▸ **Written request**
Answer with one number: how many lines hold the string "label".

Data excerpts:
+ + + + +

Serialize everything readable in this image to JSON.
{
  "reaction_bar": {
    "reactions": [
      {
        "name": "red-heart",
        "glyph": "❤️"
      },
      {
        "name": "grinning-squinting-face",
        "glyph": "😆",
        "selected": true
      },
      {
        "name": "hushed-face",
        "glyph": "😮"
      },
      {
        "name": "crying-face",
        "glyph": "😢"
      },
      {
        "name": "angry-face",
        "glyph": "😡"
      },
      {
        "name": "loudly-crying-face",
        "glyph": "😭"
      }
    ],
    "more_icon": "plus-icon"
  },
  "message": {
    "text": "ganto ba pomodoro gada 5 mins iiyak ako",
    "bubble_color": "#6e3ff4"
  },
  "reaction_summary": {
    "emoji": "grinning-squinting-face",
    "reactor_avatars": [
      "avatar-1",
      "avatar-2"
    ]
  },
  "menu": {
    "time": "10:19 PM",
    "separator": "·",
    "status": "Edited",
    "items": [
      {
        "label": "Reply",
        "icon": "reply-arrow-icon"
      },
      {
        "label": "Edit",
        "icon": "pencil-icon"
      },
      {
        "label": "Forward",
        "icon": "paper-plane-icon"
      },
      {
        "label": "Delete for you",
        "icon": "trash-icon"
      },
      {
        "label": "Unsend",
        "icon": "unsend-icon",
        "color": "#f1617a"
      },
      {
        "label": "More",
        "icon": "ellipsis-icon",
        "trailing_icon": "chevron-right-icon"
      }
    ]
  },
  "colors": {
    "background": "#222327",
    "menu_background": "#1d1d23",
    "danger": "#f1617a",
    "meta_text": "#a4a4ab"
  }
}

+ + + + +

▸ **Final result**
6